• **Reading text**:

■ ■ ■ ■ ■

Ecology and the social sciences

Authors


*Correspondence author. E-mail: philip.lowe@ncl.ac.uk

Summary

  • 1The urgency and complexity of current environmental problems require ecologists to engage in cross-disciplinary research with social scientists, among others.
  • 2This study explores what ecologists expect from such cross-disciplinary engagements, through a review of editorial statements in key ecological journals and an empirical survey of ecologists working with social scientists.
  • 3Ecologists were found to have different perspectives on collaborating with social scientists depending upon whether they had an instrumental or non-instrumental outlook on the role of social sciences.
  • 4Ecologists are also pursuing other approaches to incorporate human dimensions into their work, including engaging end-users and stakeholders in their research; and enlarging the scope of ecology to include human subjects/objects in their research focus.
  • 5Synthesis and applications. Ecologists face strategic choices when incorporating human/social dimensions in their work – whether engagement with stakeholders, enlargement of ecology as a life science, or active exchange with the social sciences. The choice depends on the stance taken on the place of humans in nature. Each strategy poses specific challenges for ecologists relating respectively to: the justification of how and which stakeholders to engage; the avoidance of naïve borrowings of terms and methods from the social sciences; and the training needed for working in interdisciplinary teams.

■ ■ ■ ■ ■

• **Parts of the exercise**:
a) What does the ecology and social sciences summary say the choice among strategies depends on?
b) Retype the ecology and social sciences summary from "Ecology and the" up to and including "of social sciences.".
c) Which strategic choices does the ecology and social sciences summary say ecologists face when incorporating human/social dimensions in their work?

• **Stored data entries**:
■ ■ ■ ■ ■

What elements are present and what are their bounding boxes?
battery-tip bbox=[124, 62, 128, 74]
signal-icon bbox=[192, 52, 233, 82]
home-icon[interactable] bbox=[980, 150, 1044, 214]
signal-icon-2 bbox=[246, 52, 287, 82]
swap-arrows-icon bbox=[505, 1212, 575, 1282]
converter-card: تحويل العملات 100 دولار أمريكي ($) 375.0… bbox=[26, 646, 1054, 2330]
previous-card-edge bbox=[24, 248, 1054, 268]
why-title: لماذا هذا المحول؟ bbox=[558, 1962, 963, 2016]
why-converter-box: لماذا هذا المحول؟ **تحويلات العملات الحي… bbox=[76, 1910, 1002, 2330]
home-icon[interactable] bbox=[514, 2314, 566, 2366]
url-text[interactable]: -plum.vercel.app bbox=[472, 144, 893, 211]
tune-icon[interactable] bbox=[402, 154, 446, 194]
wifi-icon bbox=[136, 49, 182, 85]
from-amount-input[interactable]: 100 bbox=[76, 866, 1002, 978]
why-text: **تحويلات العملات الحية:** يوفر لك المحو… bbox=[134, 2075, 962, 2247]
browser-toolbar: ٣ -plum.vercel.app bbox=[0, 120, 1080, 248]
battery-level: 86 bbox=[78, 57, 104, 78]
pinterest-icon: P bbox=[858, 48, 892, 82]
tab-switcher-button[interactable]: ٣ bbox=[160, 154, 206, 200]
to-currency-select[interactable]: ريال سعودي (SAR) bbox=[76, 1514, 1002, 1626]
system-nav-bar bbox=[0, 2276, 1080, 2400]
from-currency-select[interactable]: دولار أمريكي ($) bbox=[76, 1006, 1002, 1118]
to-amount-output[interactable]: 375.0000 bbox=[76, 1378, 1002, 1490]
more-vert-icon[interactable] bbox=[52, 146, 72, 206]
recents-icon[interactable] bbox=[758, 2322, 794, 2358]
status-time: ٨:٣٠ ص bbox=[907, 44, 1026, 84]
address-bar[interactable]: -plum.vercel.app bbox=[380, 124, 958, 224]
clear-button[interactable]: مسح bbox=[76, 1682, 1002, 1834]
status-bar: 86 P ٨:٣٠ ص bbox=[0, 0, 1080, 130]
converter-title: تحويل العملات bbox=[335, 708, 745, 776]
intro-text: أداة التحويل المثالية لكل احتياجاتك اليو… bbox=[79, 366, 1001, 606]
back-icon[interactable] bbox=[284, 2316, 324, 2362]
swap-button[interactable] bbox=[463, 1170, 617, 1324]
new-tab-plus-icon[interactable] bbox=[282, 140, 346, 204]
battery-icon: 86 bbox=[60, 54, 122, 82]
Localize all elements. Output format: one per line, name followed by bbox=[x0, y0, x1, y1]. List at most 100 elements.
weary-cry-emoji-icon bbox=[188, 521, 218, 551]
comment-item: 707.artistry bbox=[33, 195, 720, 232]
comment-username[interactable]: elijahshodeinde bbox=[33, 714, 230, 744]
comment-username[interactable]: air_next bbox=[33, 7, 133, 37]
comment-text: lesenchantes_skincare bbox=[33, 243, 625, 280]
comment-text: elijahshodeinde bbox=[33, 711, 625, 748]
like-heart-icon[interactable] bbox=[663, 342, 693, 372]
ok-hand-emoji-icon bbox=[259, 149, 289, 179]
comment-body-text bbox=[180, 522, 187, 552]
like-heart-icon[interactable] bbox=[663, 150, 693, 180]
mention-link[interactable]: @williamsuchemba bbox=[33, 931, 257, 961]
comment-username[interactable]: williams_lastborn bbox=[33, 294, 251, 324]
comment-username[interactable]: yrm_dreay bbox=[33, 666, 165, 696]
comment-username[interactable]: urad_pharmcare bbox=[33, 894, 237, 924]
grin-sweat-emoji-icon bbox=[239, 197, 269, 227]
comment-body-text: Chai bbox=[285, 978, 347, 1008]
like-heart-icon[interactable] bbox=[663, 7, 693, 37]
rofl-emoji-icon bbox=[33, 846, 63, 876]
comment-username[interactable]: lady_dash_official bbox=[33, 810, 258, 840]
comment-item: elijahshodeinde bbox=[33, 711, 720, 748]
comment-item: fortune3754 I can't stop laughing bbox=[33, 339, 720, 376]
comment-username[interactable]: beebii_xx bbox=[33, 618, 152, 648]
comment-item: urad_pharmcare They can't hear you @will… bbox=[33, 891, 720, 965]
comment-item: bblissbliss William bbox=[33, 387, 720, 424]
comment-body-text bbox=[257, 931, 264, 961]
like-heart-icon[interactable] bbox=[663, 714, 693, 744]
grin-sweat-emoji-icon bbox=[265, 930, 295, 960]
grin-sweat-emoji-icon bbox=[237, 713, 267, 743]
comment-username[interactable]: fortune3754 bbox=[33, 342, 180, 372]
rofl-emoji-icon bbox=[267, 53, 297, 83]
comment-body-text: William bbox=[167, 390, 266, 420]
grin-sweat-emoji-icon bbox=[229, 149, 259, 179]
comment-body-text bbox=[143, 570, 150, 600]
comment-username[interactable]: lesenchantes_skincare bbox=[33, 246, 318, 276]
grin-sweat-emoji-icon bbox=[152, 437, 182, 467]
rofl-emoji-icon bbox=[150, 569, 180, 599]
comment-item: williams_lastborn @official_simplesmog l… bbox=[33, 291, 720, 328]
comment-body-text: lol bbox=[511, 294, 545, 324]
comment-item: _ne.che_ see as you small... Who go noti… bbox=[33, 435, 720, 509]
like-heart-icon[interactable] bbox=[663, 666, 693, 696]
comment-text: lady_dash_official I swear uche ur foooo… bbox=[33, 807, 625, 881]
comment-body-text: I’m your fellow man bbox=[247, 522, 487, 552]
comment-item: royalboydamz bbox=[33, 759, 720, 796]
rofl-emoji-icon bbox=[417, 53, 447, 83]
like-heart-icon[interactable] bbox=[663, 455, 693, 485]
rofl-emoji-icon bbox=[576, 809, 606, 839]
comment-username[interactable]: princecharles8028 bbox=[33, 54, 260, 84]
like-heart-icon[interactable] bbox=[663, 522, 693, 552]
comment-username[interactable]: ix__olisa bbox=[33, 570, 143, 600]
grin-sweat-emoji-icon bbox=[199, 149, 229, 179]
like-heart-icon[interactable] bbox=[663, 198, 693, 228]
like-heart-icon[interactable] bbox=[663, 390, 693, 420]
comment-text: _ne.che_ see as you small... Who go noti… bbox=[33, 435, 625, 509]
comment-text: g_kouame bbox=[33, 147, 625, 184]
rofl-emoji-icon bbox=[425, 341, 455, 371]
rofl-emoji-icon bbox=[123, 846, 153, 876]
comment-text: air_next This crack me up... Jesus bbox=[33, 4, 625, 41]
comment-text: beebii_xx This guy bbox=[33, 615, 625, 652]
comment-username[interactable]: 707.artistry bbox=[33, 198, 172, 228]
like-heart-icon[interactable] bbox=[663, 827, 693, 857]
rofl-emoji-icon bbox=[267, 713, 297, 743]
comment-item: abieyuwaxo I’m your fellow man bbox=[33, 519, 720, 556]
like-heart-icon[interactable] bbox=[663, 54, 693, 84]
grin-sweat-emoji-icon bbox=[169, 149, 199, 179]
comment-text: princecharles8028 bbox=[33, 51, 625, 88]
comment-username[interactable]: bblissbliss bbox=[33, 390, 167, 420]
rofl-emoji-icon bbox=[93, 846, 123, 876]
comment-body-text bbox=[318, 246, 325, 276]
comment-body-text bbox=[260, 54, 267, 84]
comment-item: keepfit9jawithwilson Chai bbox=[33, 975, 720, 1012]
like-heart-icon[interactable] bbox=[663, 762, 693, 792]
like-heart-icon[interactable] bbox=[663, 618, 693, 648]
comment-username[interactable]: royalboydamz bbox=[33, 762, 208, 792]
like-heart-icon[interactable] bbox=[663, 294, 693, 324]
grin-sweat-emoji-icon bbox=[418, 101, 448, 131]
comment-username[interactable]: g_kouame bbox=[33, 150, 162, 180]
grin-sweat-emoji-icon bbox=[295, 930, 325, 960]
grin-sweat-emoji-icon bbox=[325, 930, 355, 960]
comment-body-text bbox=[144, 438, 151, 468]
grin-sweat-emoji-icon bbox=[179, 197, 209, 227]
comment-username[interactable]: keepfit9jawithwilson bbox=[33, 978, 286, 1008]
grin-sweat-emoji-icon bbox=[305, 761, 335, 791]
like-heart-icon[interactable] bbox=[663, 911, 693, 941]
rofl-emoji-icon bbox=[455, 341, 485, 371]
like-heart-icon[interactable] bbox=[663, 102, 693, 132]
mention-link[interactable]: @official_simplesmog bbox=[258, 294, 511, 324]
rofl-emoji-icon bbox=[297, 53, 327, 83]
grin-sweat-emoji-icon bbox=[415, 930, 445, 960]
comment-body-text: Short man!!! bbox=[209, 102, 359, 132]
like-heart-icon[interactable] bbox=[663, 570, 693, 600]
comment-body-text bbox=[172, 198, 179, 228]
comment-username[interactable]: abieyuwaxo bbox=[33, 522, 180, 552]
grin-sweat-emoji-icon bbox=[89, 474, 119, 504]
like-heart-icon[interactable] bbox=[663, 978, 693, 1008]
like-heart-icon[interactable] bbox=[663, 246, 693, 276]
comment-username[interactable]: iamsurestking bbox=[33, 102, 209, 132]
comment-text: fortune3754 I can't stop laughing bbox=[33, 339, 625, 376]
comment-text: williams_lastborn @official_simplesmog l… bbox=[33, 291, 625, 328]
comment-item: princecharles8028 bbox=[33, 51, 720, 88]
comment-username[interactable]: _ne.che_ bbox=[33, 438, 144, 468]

■ ■ ■ ■ ■

• **Your written answers**:
a) The stance taken on the place of humans in nature.

b)
Ecology and the social sciences

Authors


*Correspondence author. E-mail: philip.lowe@ncl.ac.uk

Summary

  • 1The urgency and complexity of current environmental problems require ecologists to engage in cross-disciplinary research with social scientists, among others.
  • 2This study explores what ecologists expect from such cross-disciplinary engagements, through a review of editorial statements in key ecological journals and an empirical survey of ecologists working with social scientists.
  • 3Ecologists were found to have different perspectives on collaborating with social scientists depending upon whether they had an instrumental or non-instrumental outlook on the role of social sciences.

c)
- Engagement with stakeholders
- Enlargement of ecology as a life science
- Active exchange with the social sciences